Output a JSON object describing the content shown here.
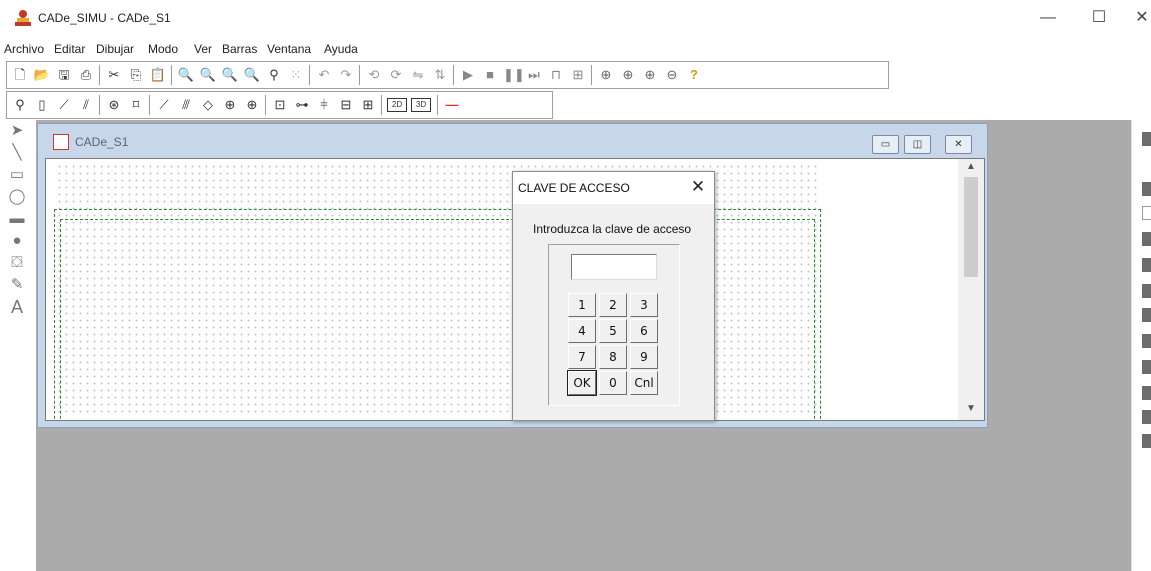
{
  "window": {
    "title": "CADe_SIMU - CADe_S1",
    "icon": "app-logo-icon",
    "controls": {
      "minimize": "—",
      "maximize": "☐",
      "close": "✕"
    }
  },
  "menu": [
    "Archivo",
    "Editar",
    "Dibujar",
    "Modo",
    "Ver",
    "Barras",
    "Ventana",
    "Ayuda"
  ],
  "toolbar_standard": [
    "new-file-icon",
    "open-folder-icon",
    "save-icon",
    "print-icon",
    "cut-icon",
    "copy-icon",
    "paste-icon",
    "zoom-page-icon",
    "zoom-window-icon",
    "zoom-in-icon",
    "zoom-out-icon",
    "search-icon",
    "grid-icon",
    "undo-icon",
    "redo-icon",
    "rotate-left-icon",
    "rotate-right-icon",
    "mirror-icon",
    "flip-icon",
    "play-icon",
    "stop-icon",
    "pause-icon",
    "step-icon",
    "chart-icon",
    "io-icon",
    "zoom-all-icon",
    "zoom-prev-icon",
    "zoom-plus-icon",
    "zoom-minus-icon",
    "help-icon"
  ],
  "toolbar_components": {
    "items": [
      "supply-icon",
      "fuse-icon",
      "switch-icon",
      "relay-contacts-icon",
      "motor-icon",
      "coil-icon",
      "contact-no-icon",
      "contact-nc-icon",
      "diode-icon",
      "lamp-icon",
      "terminal-icon",
      "timer-icon",
      "resistor-icon",
      "capacitor-icon",
      "plc-io-icon",
      "bus-icon"
    ],
    "label_2d": "2D",
    "label_3d": "3D"
  },
  "left_tools": [
    "select-arrow-icon",
    "line-icon",
    "rectangle-icon",
    "ellipse-icon",
    "filled-rectangle-icon",
    "filled-ellipse-icon",
    "fill-icon",
    "pen-icon",
    "text-icon"
  ],
  "child_window": {
    "title": "CADe_S1",
    "controls": {
      "minimize": "▭",
      "maximize": "◫",
      "close": "✕"
    }
  },
  "dialog": {
    "title": "CLAVE DE ACCESO",
    "close": "✕",
    "prompt": "Introduzca la clave de acceso",
    "password_value": "",
    "keys": [
      "1",
      "2",
      "3",
      "4",
      "5",
      "6",
      "7",
      "8",
      "9",
      "OK",
      "0",
      "Cnl"
    ]
  },
  "colors": {
    "workspace": "#ababab",
    "frame_line": "#2c8a2c",
    "child_frame": "#c7d6e9",
    "dialog_bg": "#f0f0f0"
  }
}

##############################

* [EXERCISE]: Except for the pictures, give all the material above again verbatim.

* [WRITTEN RESPONSE]:
Output a JSON object describing the content shown here.
{
  "window": {
    "title": "CADe_SIMU - CADe_S1",
    "icon": "app-logo-icon",
    "controls": {
      "minimize": "—",
      "maximize": "☐",
      "close": "✕"
    }
  },
  "menu": [
    "Archivo",
    "Editar",
    "Dibujar",
    "Modo",
    "Ver",
    "Barras",
    "Ventana",
    "Ayuda"
  ],
  "toolbar_standard": [
    "new-file-icon",
    "open-folder-icon",
    "save-icon",
    "print-icon",
    "cut-icon",
    "copy-icon",
    "paste-icon",
    "zoom-page-icon",
    "zoom-window-icon",
    "zoom-in-icon",
    "zoom-out-icon",
    "search-icon",
    "grid-icon",
    "undo-icon",
    "redo-icon",
    "rotate-left-icon",
    "rotate-right-icon",
    "mirror-icon",
    "flip-icon",
    "play-icon",
    "stop-icon",
    "pause-icon",
    "step-icon",
    "chart-icon",
    "io-icon",
    "zoom-all-icon",
    "zoom-prev-icon",
    "zoom-plus-icon",
    "zoom-minus-icon",
    "help-icon"
  ],
  "toolbar_components": {
    "items": [
      "supply-icon",
      "fuse-icon",
      "switch-icon",
      "relay-contacts-icon",
      "motor-icon",
      "coil-icon",
      "contact-no-icon",
      "contact-nc-icon",
      "diode-icon",
      "lamp-icon",
      "terminal-icon",
      "timer-icon",
      "resistor-icon",
      "capacitor-icon",
      "plc-io-icon",
      "bus-icon"
    ],
    "label_2d": "2D",
    "label_3d": "3D"
  },
  "left_tools": [
    "select-arrow-icon",
    "line-icon",
    "rectangle-icon",
    "ellipse-icon",
    "filled-rectangle-icon",
    "filled-ellipse-icon",
    "fill-icon",
    "pen-icon",
    "text-icon"
  ],
  "child_window": {
    "title": "CADe_S1",
    "controls": {
      "minimize": "▭",
      "maximize": "◫",
      "close": "✕"
    }
  },
  "dialog": {
    "title": "CLAVE DE ACCESO",
    "close": "✕",
    "prompt": "Introduzca la clave de acceso",
    "password_value": "",
    "keys": [
      "1",
      "2",
      "3",
      "4",
      "5",
      "6",
      "7",
      "8",
      "9",
      "OK",
      "0",
      "Cnl"
    ]
  },
  "colors": {
    "workspace": "#ababab",
    "frame_line": "#2c8a2c",
    "child_frame": "#c7d6e9",
    "dialog_bg": "#f0f0f0"
  }
}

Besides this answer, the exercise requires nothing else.